▶ **What is needed**
Reproduce the listing below without any change.
▬▬▬
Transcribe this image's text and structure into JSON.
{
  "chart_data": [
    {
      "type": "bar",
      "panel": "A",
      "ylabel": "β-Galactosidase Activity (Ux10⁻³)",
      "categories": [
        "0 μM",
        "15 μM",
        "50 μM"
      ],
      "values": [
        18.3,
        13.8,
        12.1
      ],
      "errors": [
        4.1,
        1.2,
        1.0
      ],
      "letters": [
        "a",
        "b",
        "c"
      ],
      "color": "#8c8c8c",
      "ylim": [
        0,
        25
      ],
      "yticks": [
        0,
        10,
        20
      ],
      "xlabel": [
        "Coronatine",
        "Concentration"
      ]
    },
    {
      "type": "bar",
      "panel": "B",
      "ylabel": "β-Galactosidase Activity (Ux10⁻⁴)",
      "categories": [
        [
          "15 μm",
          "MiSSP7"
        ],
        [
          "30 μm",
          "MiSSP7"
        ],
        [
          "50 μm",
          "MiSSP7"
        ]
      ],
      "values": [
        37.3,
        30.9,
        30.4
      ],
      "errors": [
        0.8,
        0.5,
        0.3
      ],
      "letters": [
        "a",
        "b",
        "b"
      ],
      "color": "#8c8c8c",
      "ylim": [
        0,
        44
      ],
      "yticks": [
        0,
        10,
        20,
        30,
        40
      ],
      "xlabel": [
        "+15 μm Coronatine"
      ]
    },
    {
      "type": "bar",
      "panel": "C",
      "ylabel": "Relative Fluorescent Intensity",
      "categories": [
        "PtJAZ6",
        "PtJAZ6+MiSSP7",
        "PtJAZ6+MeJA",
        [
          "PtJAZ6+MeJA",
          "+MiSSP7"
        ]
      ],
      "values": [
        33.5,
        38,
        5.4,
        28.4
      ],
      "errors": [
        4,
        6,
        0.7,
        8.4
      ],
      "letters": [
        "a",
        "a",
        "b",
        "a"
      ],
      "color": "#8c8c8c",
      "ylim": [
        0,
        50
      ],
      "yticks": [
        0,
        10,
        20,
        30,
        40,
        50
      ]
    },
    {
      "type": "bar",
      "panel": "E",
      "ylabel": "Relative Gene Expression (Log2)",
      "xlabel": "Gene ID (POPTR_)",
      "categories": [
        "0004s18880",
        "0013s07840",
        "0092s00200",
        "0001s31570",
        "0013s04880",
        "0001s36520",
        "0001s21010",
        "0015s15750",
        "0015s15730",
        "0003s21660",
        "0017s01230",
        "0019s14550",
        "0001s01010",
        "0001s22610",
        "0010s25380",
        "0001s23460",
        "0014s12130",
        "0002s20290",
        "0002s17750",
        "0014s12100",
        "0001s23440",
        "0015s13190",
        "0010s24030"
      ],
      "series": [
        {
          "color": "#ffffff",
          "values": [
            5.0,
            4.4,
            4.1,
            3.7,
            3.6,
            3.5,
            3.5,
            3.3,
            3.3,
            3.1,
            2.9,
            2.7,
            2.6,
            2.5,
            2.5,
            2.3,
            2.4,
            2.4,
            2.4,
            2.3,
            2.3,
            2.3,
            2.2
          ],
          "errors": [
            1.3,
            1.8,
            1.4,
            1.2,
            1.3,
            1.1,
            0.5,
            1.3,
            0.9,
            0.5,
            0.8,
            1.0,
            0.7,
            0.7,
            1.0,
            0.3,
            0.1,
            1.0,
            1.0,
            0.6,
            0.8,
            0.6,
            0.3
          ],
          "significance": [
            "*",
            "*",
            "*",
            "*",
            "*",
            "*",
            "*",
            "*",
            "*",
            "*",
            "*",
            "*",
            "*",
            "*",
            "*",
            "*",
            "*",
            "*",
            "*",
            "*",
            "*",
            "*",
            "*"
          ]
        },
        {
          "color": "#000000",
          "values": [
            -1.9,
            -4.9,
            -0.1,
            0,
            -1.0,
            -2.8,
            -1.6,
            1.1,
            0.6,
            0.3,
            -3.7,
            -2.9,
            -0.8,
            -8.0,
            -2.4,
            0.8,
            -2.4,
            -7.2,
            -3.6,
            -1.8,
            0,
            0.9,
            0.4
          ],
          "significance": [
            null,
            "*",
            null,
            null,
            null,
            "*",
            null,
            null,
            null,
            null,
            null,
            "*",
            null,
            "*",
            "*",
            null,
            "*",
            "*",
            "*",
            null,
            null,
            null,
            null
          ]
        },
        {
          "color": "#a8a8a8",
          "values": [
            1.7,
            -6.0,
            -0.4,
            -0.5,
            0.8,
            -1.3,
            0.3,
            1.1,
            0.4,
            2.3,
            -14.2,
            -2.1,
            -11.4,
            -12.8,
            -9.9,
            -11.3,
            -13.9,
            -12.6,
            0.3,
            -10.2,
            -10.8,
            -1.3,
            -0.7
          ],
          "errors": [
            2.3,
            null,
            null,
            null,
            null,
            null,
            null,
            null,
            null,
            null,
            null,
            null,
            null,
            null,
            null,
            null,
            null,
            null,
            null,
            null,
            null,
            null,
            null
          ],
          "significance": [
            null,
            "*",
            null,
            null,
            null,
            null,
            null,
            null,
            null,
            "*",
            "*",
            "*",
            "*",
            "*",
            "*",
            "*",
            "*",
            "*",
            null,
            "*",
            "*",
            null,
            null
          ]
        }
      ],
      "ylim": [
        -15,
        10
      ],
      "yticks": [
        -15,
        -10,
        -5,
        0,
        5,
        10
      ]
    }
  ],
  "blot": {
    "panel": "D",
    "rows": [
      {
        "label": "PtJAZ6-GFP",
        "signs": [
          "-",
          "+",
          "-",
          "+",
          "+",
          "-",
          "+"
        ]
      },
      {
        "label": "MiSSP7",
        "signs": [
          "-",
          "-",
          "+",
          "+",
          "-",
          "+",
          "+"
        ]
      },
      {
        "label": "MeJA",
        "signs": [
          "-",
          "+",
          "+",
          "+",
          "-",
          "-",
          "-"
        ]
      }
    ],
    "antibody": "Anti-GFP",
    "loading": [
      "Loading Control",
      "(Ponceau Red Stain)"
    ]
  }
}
▬▬▬
▶ **Result**
Transcribe this image's text and structure into JSON.
{
  "chart_data": [
    {
      "type": "bar",
      "panel": "A",
      "ylabel": "β-Galactosidase Activity (Ux10⁻³)",
      "categories": [
        "0 μM",
        "15 μM",
        "50 μM"
      ],
      "values": [
        18.3,
        13.8,
        12.1
      ],
      "errors": [
        4.1,
        1.2,
        1.0
      ],
      "letters": [
        "a",
        "b",
        "c"
      ],
      "color": "#8c8c8c",
      "ylim": [
        0,
        25
      ],
      "yticks": [
        0,
        10,
        20
      ],
      "xlabel": [
        "Coronatine",
        "Concentration"
      ]
    },
    {
      "type": "bar",
      "panel": "B",
      "ylabel": "β-Galactosidase Activity (Ux10⁻⁴)",
      "categories": [
        [
          "15 μm",
          "MiSSP7"
        ],
        [
          "30 μm",
          "MiSSP7"
        ],
        [
          "50 μm",
          "MiSSP7"
        ]
      ],
      "values": [
        37.3,
        30.9,
        30.4
      ],
      "errors": [
        0.8,
        0.5,
        0.3
      ],
      "letters": [
        "a",
        "b",
        "b"
      ],
      "color": "#8c8c8c",
      "ylim": [
        0,
        44
      ],
      "yticks": [
        0,
        10,
        20,
        30,
        40
      ],
      "xlabel": [
        "+15 μm Coronatine"
      ]
    },
    {
      "type": "bar",
      "panel": "C",
      "ylabel": "Relative Fluorescent Intensity",
      "categories": [
        "PtJAZ6",
        "PtJAZ6+MiSSP7",
        "PtJAZ6+MeJA",
        [
          "PtJAZ6+MeJA",
          "+MiSSP7"
        ]
      ],
      "values": [
        33.5,
        38,
        5.4,
        28.4
      ],
      "errors": [
        4,
        6,
        0.7,
        8.4
      ],
      "letters": [
        "a",
        "a",
        "b",
        "a"
      ],
      "color": "#8c8c8c",
      "ylim": [
        0,
        50
      ],
      "yticks": [
        0,
        10,
        20,
        30,
        40,
        50
      ]
    },
    {
      "type": "bar",
      "panel": "E",
      "ylabel": "Relative Gene Expression (Log2)",
      "xlabel": "Gene ID (POPTR_)",
      "categories": [
        "0004s18880",
        "0013s07840",
        "0092s00200",
        "0001s31570",
        "0013s04880",
        "0001s36520",
        "0001s21010",
        "0015s15750",
        "0015s15730",
        "0003s21660",
        "0017s01230",
        "0019s14550",
        "0001s01010",
        "0001s22610",
        "0010s25380",
        "0001s23460",
        "0014s12130",
        "0002s20290",
        "0002s17750",
        "0014s12100",
        "0001s23440",
        "0015s13190",
        "0010s24030"
      ],
      "series": [
        {
          "color": "#ffffff",
          "values": [
            5.0,
            4.4,
            4.1,
            3.7,
            3.6,
            3.5,
            3.5,
            3.3,
            3.3,
            3.1,
            2.9,
            2.7,
            2.6,
            2.5,
            2.5,
            2.3,
            2.4,
            2.4,
            2.4,
            2.3,
            2.3,
            2.3,
            2.2
          ],
          "errors": [
            1.3,
            1.8,
            1.4,
            1.2,
            1.3,
            1.1,
            0.5,
            1.3,
            0.9,
            0.5,
            0.8,
            1.0,
            0.7,
            0.7,
            1.0,
            0.3,
            0.1,
            1.0,
            1.0,
            0.6,
            0.8,
            0.6,
            0.3
          ],
          "significance": [
            "*",
            "*",
            "*",
            "*",
            "*",
            "*",
            "*",
            "*",
            "*",
            "*",
            "*",
            "*",
            "*",
            "*",
            "*",
            "*",
            "*",
            "*",
            "*",
            "*",
            "*",
            "*",
            "*"
          ]
        },
        {
          "color": "#000000",
          "values": [
            -1.9,
            -4.9,
            -0.1,
            0,
            -1.0,
            -2.8,
            -1.6,
            1.1,
            0.6,
            0.3,
            -3.7,
            -2.9,
            -0.8,
            -8.0,
            -2.4,
            0.8,
            -2.4,
            -7.2,
            -3.6,
            -1.8,
            0,
            0.9,
            0.4
          ],
          "significance": [
            null,
            "*",
            null,
            null,
            null,
            "*",
            null,
            null,
            null,
            null,
            null,
            "*",
            null,
            "*",
            "*",
            null,
            "*",
            "*",
            "*",
            null,
            null,
            null,
            null
          ]
        },
        {
          "color": "#a8a8a8",
          "values": [
            1.7,
            -6.0,
            -0.4,
            -0.5,
            0.8,
            -1.3,
            0.3,
            1.1,
            0.4,
            2.3,
            -14.2,
            -2.1,
            -11.4,
            -12.8,
            -9.9,
            -11.3,
            -13.9,
            -12.6,
            0.3,
            -10.2,
            -10.8,
            -1.3,
            -0.7
          ],
          "errors": [
            2.3,
            null,
            null,
            null,
            null,
            null,
            null,
            null,
            null,
            null,
            null,
            null,
            null,
            null,
            null,
            null,
            null,
            null,
            null,
            null,
            null,
            null,
            null
          ],
          "significance": [
            null,
            "*",
            null,
            null,
            null,
            null,
            null,
            null,
            null,
            "*",
            "*",
            "*",
            "*",
            "*",
            "*",
            "*",
            "*",
            "*",
            null,
            "*",
            "*",
            null,
            null
          ]
        }
      ],
      "ylim": [
        -15,
        10
      ],
      "yticks": [
        -15,
        -10,
        -5,
        0,
        5,
        10
      ]
    }
  ],
  "blot": {
    "panel": "D",
    "rows": [
      {
        "label": "PtJAZ6-GFP",
        "signs": [
          "-",
          "+",
          "-",
          "+",
          "+",
          "-",
          "+"
        ]
      },
      {
        "label": "MiSSP7",
        "signs": [
          "-",
          "-",
          "+",
          "+",
          "-",
          "+",
          "+"
        ]
      },
      {
        "label": "MeJA",
        "signs": [
          "-",
          "+",
          "+",
          "+",
          "-",
          "-",
          "-"
        ]
      }
    ],
    "antibody": "Anti-GFP",
    "loading": [
      "Loading Control",
      "(Ponceau Red Stain)"
    ]
  }
}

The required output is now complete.